## Written instruction
Set down each record exactly as written.

══════════════════════════════

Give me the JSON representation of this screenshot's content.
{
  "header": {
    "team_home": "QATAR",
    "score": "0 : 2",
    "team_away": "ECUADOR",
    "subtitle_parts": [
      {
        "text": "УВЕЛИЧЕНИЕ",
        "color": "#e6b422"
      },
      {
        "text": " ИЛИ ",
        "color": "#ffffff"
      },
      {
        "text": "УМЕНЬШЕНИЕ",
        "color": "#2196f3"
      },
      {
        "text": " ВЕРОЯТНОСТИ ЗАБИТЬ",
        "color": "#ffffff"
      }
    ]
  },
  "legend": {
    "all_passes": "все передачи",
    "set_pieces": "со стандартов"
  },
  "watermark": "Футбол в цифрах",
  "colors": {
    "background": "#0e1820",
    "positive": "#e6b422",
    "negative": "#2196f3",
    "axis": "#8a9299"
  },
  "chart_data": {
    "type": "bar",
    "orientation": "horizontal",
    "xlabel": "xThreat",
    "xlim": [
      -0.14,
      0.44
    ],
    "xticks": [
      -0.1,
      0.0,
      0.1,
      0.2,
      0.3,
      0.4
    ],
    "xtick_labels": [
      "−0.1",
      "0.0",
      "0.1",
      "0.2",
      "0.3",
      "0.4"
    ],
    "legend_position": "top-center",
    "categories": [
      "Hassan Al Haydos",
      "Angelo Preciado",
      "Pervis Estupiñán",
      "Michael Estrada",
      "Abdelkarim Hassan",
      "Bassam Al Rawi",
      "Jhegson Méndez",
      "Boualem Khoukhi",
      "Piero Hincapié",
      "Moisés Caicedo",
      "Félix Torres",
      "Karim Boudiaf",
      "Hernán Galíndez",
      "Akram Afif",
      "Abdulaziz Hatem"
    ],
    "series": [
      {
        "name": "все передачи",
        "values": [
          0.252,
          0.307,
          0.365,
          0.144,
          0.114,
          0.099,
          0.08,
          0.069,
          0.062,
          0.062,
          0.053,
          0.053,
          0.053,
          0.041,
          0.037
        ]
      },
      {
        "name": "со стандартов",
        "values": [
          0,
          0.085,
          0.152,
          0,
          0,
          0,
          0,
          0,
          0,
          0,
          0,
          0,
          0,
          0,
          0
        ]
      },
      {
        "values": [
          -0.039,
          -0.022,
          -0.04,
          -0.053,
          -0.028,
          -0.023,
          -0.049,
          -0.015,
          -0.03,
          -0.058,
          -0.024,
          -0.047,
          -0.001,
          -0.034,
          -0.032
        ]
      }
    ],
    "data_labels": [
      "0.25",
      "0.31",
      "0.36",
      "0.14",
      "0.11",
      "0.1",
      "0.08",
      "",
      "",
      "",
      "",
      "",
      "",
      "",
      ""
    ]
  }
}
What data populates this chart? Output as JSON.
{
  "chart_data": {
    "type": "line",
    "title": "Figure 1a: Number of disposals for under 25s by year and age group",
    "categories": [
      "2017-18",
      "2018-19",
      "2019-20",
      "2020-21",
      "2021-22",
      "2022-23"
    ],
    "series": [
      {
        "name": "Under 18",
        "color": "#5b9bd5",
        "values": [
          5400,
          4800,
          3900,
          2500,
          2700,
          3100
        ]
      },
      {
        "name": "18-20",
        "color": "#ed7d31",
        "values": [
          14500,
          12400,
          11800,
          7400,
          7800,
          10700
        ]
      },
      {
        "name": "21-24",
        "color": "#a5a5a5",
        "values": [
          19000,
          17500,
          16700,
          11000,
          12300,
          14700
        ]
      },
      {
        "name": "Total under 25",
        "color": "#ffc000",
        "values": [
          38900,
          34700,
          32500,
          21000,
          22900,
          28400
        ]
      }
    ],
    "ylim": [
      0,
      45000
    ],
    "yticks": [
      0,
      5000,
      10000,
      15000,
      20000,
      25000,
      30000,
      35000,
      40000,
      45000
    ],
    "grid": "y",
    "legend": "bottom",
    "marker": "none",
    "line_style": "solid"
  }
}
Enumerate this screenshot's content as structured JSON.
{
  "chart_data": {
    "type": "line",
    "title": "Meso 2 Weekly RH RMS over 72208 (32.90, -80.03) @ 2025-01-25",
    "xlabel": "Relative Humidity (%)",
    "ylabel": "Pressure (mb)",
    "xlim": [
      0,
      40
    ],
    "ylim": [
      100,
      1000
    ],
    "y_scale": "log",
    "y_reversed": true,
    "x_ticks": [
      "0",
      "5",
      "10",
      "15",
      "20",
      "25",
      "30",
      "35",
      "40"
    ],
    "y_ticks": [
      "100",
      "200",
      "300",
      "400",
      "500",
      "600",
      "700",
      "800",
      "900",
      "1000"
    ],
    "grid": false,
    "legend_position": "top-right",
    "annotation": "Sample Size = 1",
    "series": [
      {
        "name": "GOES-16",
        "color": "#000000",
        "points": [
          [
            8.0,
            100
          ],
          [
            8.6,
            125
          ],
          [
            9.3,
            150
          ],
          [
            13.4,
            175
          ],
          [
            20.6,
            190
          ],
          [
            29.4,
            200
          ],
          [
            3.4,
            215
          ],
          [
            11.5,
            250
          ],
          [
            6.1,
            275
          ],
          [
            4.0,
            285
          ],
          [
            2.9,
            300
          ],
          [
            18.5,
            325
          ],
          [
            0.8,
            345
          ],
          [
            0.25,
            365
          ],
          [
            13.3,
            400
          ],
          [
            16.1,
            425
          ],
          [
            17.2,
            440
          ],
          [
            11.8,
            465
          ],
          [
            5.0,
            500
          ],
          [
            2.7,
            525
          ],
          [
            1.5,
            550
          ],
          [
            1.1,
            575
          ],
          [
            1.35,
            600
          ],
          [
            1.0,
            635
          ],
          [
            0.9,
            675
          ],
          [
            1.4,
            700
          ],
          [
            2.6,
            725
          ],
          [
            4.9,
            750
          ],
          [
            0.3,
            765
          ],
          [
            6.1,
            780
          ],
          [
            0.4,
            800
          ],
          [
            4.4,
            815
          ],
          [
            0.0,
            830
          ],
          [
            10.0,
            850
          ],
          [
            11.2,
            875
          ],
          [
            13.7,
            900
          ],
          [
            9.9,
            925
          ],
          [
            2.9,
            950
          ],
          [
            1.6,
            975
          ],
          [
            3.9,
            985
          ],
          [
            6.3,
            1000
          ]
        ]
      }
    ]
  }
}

══════════════════════════════

## Problem solution
Give me the JSON representation of this screenshot's content.
{
  "header": {
    "team_home": "QATAR",
    "score": "0 : 2",
    "team_away": "ECUADOR",
    "subtitle_parts": [
      {
        "text": "УВЕЛИЧЕНИЕ",
        "color": "#e6b422"
      },
      {
        "text": " ИЛИ ",
        "color": "#ffffff"
      },
      {
        "text": "УМЕНЬШЕНИЕ",
        "color": "#2196f3"
      },
      {
        "text": " ВЕРОЯТНОСТИ ЗАБИТЬ",
        "color": "#ffffff"
      }
    ]
  },
  "legend": {
    "all_passes": "все передачи",
    "set_pieces": "со стандартов"
  },
  "watermark": "Футбол в цифрах",
  "colors": {
    "background": "#0e1820",
    "positive": "#e6b422",
    "negative": "#2196f3",
    "axis": "#8a9299"
  },
  "chart_data": {
    "type": "bar",
    "orientation": "horizontal",
    "xlabel": "xThreat",
    "xlim": [
      -0.14,
      0.44
    ],
    "xticks": [
      -0.1,
      0.0,
      0.1,
      0.2,
      0.3,
      0.4
    ],
    "xtick_labels": [
      "−0.1",
      "0.0",
      "0.1",
      "0.2",
      "0.3",
      "0.4"
    ],
    "legend_position": "top-center",
    "categories": [
      "Hassan Al Haydos",
      "Angelo Preciado",
      "Pervis Estupiñán",
      "Michael Estrada",
      "Abdelkarim Hassan",
      "Bassam Al Rawi",
      "Jhegson Méndez",
      "Boualem Khoukhi",
      "Piero Hincapié",
      "Moisés Caicedo",
      "Félix Torres",
      "Karim Boudiaf",
      "Hernán Galíndez",
      "Akram Afif",
      "Abdulaziz Hatem"
    ],
    "series": [
      {
        "name": "все передачи",
        "values": [
          0.252,
          0.307,
          0.365,
          0.144,
          0.114,
          0.099,
          0.08,
          0.069,
          0.062,
          0.062,
          0.053,
          0.053,
          0.053,
          0.041,
          0.037
        ]
      },
      {
        "name": "со стандартов",
        "values": [
          0,
          0.085,
          0.152,
          0,
          0,
          0,
          0,
          0,
          0,
          0,
          0,
          0,
          0,
          0,
          0
        ]
      },
      {
        "values": [
          -0.039,
          -0.022,
          -0.04,
          -0.053,
          -0.028,
          -0.023,
          -0.049,
          -0.015,
          -0.03,
          -0.058,
          -0.024,
          -0.047,
          -0.001,
          -0.034,
          -0.032
        ]
      }
    ],
    "data_labels": [
      "0.25",
      "0.31",
      "0.36",
      "0.14",
      "0.11",
      "0.1",
      "0.08",
      "",
      "",
      "",
      "",
      "",
      "",
      "",
      ""
    ]
  }
}
What data populates this chart? Output as JSON.
{
  "chart_data": {
    "type": "line",
    "title": "Figure 1a: Number of disposals for under 25s by year and age group",
    "categories": [
      "2017-18",
      "2018-19",
      "2019-20",
      "2020-21",
      "2021-22",
      "2022-23"
    ],
    "series": [
      {
        "name": "Under 18",
        "color": "#5b9bd5",
        "values": [
          5400,
          4800,
          3900,
          2500,
          2700,
          3100
        ]
      },
      {
        "name": "18-20",
        "color": "#ed7d31",
        "values": [
          14500,
          12400,
          11800,
          7400,
          7800,
          10700
        ]
      },
      {
        "name": "21-24",
        "color": "#a5a5a5",
        "values": [
          19000,
          17500,
          16700,
          11000,
          12300,
          14700
        ]
      },
      {
        "name": "Total under 25",
        "color": "#ffc000",
        "values": [
          38900,
          34700,
          32500,
          21000,
          22900,
          28400
        ]
      }
    ],
    "ylim": [
      0,
      45000
    ],
    "yticks": [
      0,
      5000,
      10000,
      15000,
      20000,
      25000,
      30000,
      35000,
      40000,
      45000
    ],
    "grid": "y",
    "legend": "bottom",
    "marker": "none",
    "line_style": "solid"
  }
}
Enumerate this screenshot's content as structured JSON.
{
  "chart_data": {
    "type": "line",
    "title": "Meso 2 Weekly RH RMS over 72208 (32.90, -80.03) @ 2025-01-25",
    "xlabel": "Relative Humidity (%)",
    "ylabel": "Pressure (mb)",
    "xlim": [
      0,
      40
    ],
    "ylim": [
      100,
      1000
    ],
    "y_scale": "log",
    "y_reversed": true,
    "x_ticks": [
      "0",
      "5",
      "10",
      "15",
      "20",
      "25",
      "30",
      "35",
      "40"
    ],
    "y_ticks": [
      "100",
      "200",
      "300",
      "400",
      "500",
      "600",
      "700",
      "800",
      "900",
      "1000"
    ],
    "grid": false,
    "legend_position": "top-right",
    "annotation": "Sample Size = 1",
    "series": [
      {
        "name": "GOES-16",
        "color": "#000000",
        "points": [
          [
            8.0,
            100
          ],
          [
            8.6,
            125
          ],
          [
            9.3,
            150
          ],
          [
            13.4,
            175
          ],
          [
            20.6,
            190
          ],
          [
            29.4,
            200
          ],
          [
            3.4,
            215
          ],
          [
            11.5,
            250
          ],
          [
            6.1,
            275
          ],
          [
            4.0,
            285
          ],
          [
            2.9,
            300
          ],
          [
            18.5,
            325
          ],
          [
            0.8,
            345
          ],
          [
            0.25,
            365
          ],
          [
            13.3,
            400
          ],
          [
            16.1,
            425
          ],
          [
            17.2,
            440
          ],
          [
            11.8,
            465
          ],
          [
            5.0,
            500
          ],
          [
            2.7,
            525
          ],
          [
            1.5,
            550
          ],
          [
            1.1,
            575
          ],
          [
            1.35,
            600
          ],
          [
            1.0,
            635
          ],
          [
            0.9,
            675
          ],
          [
            1.4,
            700
          ],
          [
            2.6,
            725
          ],
          [
            4.9,
            750
          ],
          [
            0.3,
            765
          ],
          [
            6.1,
            780
          ],
          [
            0.4,
            800
          ],
          [
            4.4,
            815
          ],
          [
            0.0,
            830
          ],
          [
            10.0,
            850
          ],
          [
            11.2,
            875
          ],
          [
            13.7,
            900
          ],
          [
            9.9,
            925
          ],
          [
            2.9,
            950
          ],
          [
            1.6,
            975
          ],
          [
            3.9,
            985
          ],
          [
            6.3,
            1000
          ]
        ]
      }
    ]
  }
}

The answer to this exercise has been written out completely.